• SHORT TASK
In the data that follows, count every line holding the string "JSON" and give the count alone.

• DATA FOR THIS TASK
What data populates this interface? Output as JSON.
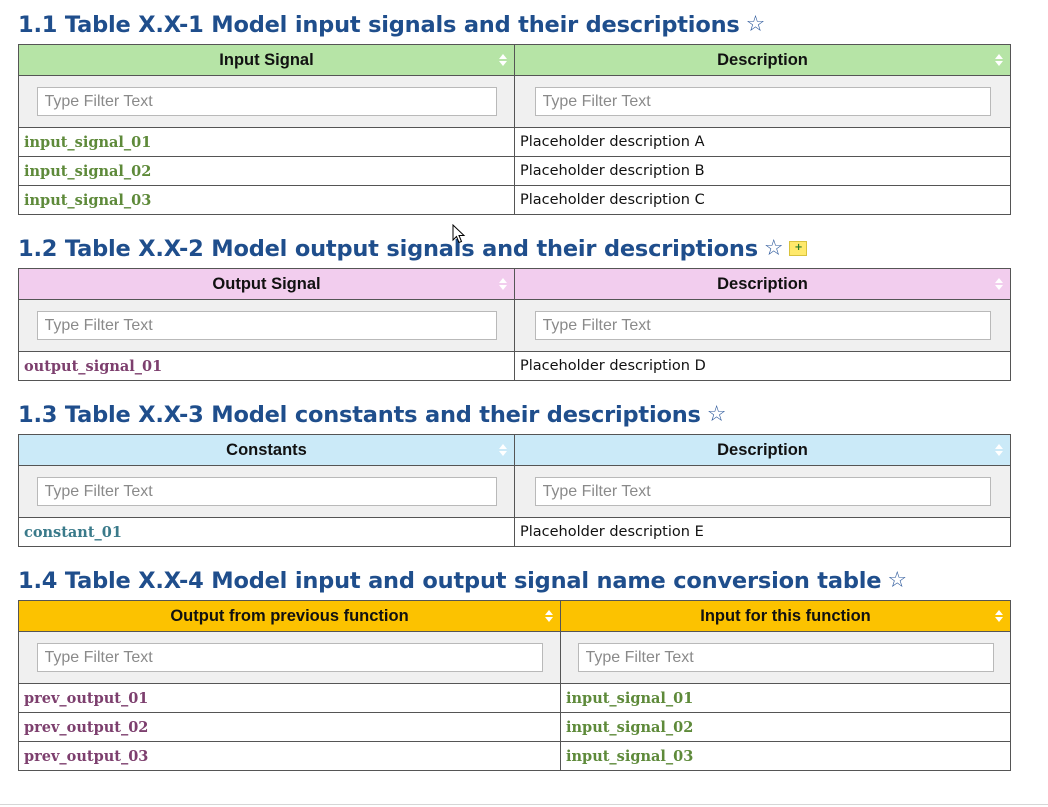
{
  "filter_placeholder": "Type Filter Text",
  "colors": {
    "heading": "#1f4e8c",
    "input_header_bg": "#b6e4a6",
    "input_signal_text": "#5e8a3a",
    "output_header_bg": "#f2cdee",
    "output_signal_text": "#7d3f6e",
    "constants_header_bg": "#cbeaf8",
    "constant_text": "#3a7a8a",
    "conversion_header_bg": "#fcc200"
  },
  "tables": [
    {
      "heading": "1.1 Table X.X-1 Model input signals and their descriptions",
      "columns": [
        "Input Signal",
        "Description"
      ],
      "rows": [
        [
          "input_signal_01",
          "Placeholder description A"
        ],
        [
          "input_signal_02",
          "Placeholder description B"
        ],
        [
          "input_signal_03",
          "Placeholder description C"
        ]
      ]
    },
    {
      "heading": "1.2 Table X.X-2 Model output signals and their descriptions",
      "columns": [
        "Output Signal",
        "Description"
      ],
      "rows": [
        [
          "output_signal_01",
          "Placeholder description D"
        ]
      ]
    },
    {
      "heading": "1.3 Table X.X-3 Model constants and their descriptions",
      "columns": [
        "Constants",
        "Description"
      ],
      "rows": [
        [
          "constant_01",
          "Placeholder description E"
        ]
      ]
    },
    {
      "heading": "1.4 Table X.X-4 Model input and output signal name conversion table",
      "columns": [
        "Output from previous function",
        "Input for this function"
      ],
      "rows": [
        [
          "prev_output_01",
          "input_signal_01"
        ],
        [
          "prev_output_02",
          "input_signal_02"
        ],
        [
          "prev_output_03",
          "input_signal_03"
        ]
      ]
    }
  ],
  "icons": {
    "favorite": "star-outline-icon",
    "note": "sticky-note-icon",
    "sort": "sort-arrows-icon",
    "cursor": "mouse-pointer-icon"
  }
}
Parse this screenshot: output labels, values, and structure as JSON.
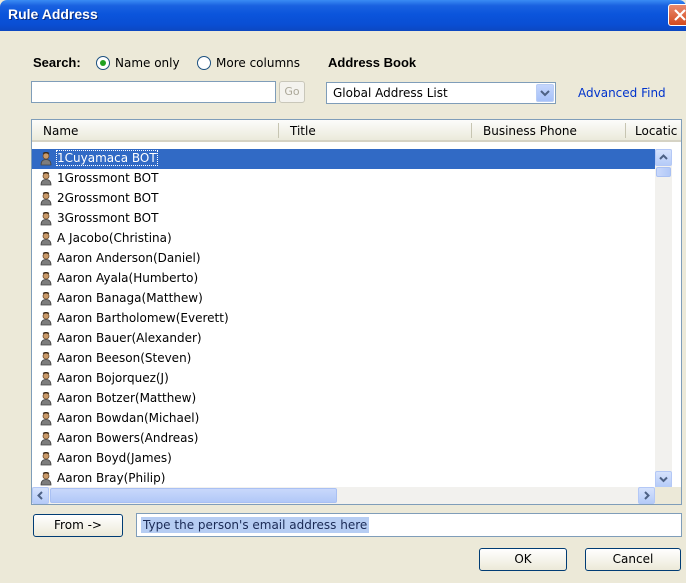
{
  "window": {
    "title": "Rule Address"
  },
  "search": {
    "label": "Search:",
    "options": [
      {
        "label": "Name only",
        "checked": true
      },
      {
        "label": "More columns",
        "checked": false
      }
    ],
    "input_value": "",
    "go_label": "Go"
  },
  "address_book": {
    "label": "Address Book",
    "selected": "Global Address List",
    "advanced_find": "Advanced Find"
  },
  "table": {
    "columns": [
      "Name",
      "Title",
      "Business Phone",
      "Locatic"
    ],
    "rows": [
      "1Cuyamaca BOT",
      "1Grossmont BOT",
      "2Grossmont BOT",
      "3Grossmont BOT",
      "A Jacobo(Christina)",
      "Aaron Anderson(Daniel)",
      "Aaron Ayala(Humberto)",
      "Aaron Banaga(Matthew)",
      "Aaron Bartholomew(Everett)",
      "Aaron Bauer(Alexander)",
      "Aaron Beeson(Steven)",
      "Aaron Bojorquez(J)",
      "Aaron Botzer(Matthew)",
      "Aaron Bowdan(Michael)",
      "Aaron Bowers(Andreas)",
      "Aaron Boyd(James)",
      "Aaron Bray(Philip)"
    ],
    "selected_index": 0
  },
  "footer": {
    "from_label": "From ->",
    "email_value": "Type the person's email address here",
    "ok_label": "OK",
    "cancel_label": "Cancel"
  },
  "colors": {
    "titlebar": "#0a4ed3",
    "selection": "#316ac5",
    "link": "#0033cc"
  }
}
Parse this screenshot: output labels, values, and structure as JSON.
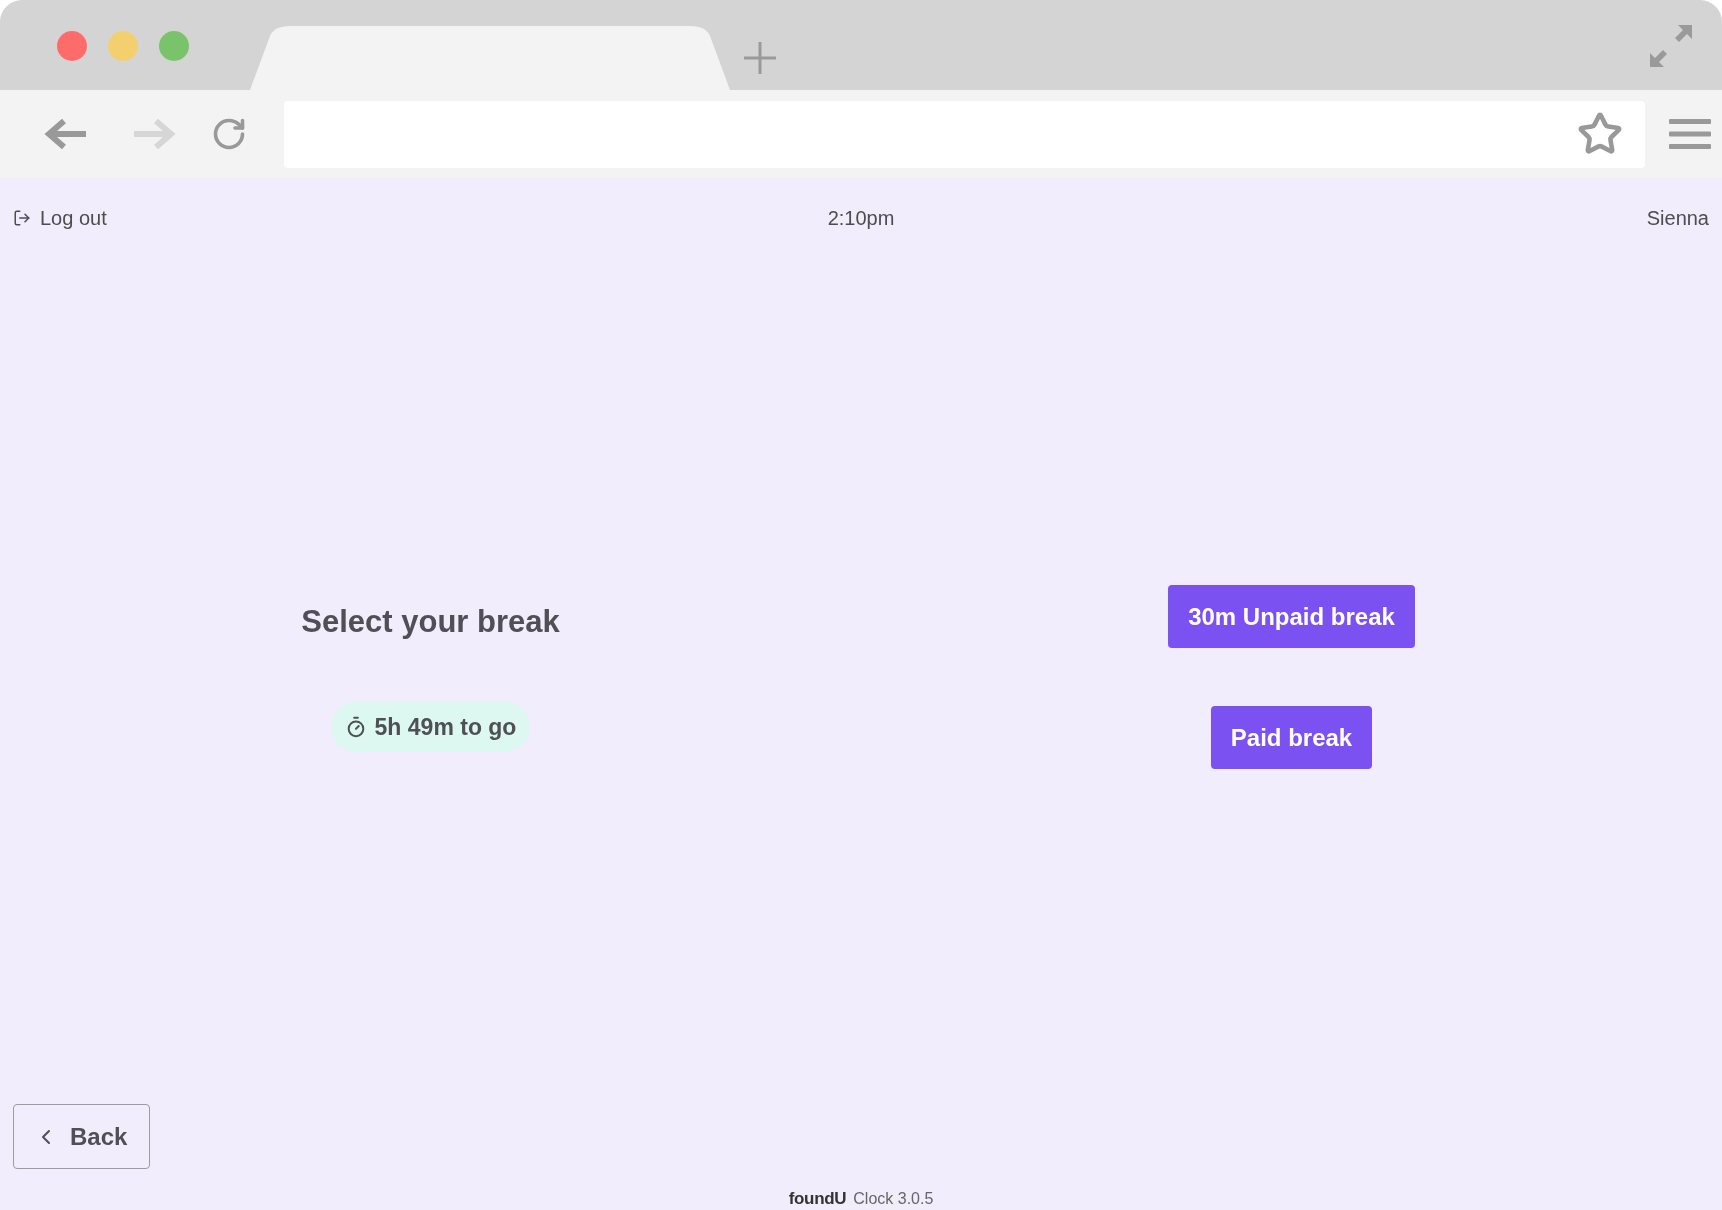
{
  "header": {
    "logout": "Log out",
    "time": "2:10pm",
    "user": "Sienna"
  },
  "break_panel": {
    "title": "Select your break",
    "remaining": "5h 49m to go"
  },
  "break_options": [
    "30m Unpaid break",
    "Paid break"
  ],
  "back_button": "Back",
  "footer": {
    "logo": "foundU",
    "version": "Clock 3.0.5"
  }
}
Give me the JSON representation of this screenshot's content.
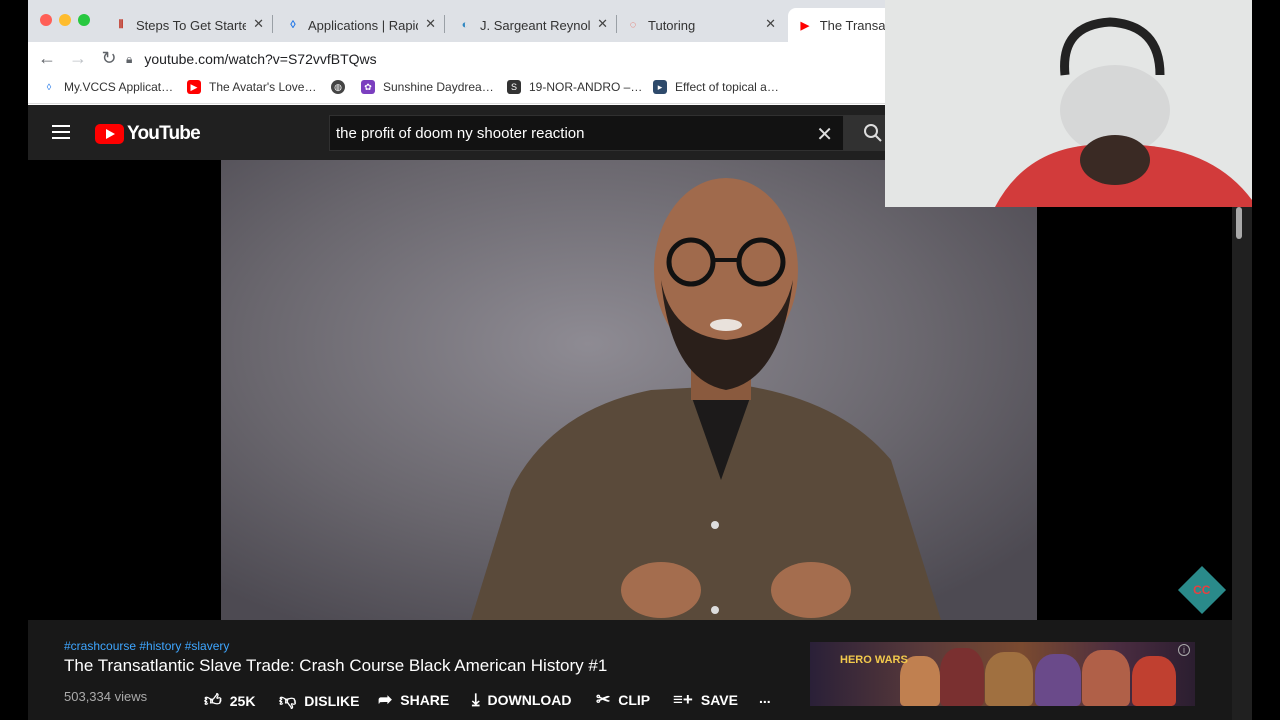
{
  "browser": {
    "tabs": [
      {
        "title": "Steps To Get Starte",
        "icon": "steps-icon"
      },
      {
        "title": "Applications | Rapid",
        "icon": "applications-icon"
      },
      {
        "title": "J. Sargeant Reynold",
        "icon": "jsr-icon"
      },
      {
        "title": "Tutoring",
        "icon": "tutoring-icon"
      },
      {
        "title": "The Transat",
        "icon": "youtube-icon"
      }
    ],
    "url": "youtube.com/watch?v=S72vvfBTQws",
    "bookmarks": [
      {
        "label": "My.VCCS Applicat…",
        "icon": "vccs-icon",
        "color": "#1a73e8"
      },
      {
        "label": "The Avatar's Love…",
        "icon": "youtube-icon",
        "color": "#ff0000"
      },
      {
        "label": "",
        "icon": "globe-icon",
        "color": "#5f6368"
      },
      {
        "label": "Sunshine Daydrea…",
        "icon": "bookmark-app-icon",
        "color": "#7b3fbf"
      },
      {
        "label": "19-NOR-ANDRO –…",
        "icon": "supplement-icon",
        "color": "#333333"
      },
      {
        "label": "Effect of topical a…",
        "icon": "article-icon",
        "color": "#2e4a6b"
      }
    ]
  },
  "youtube": {
    "logo_text": "YouTube",
    "search_query": "the profit of doom ny shooter reaction",
    "video": {
      "hashtags": "#crashcourse #history #slavery",
      "title": "The Transatlantic Slave Trade: Crash Course Black American History #1",
      "views": "503,334 views",
      "watermark": "CC"
    },
    "actions": {
      "like": "25K",
      "dislike": "DISLIKE",
      "share": "SHARE",
      "download": "DOWNLOAD",
      "clip": "CLIP",
      "save": "SAVE",
      "more": "..."
    },
    "ad": {
      "logo": "HERO WARS"
    }
  },
  "colors": {
    "youtube_red": "#ff0000",
    "link_blue": "#3ea6ff",
    "dark_bg": "#181818"
  }
}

• SOLUTION FOR THIS TASK
4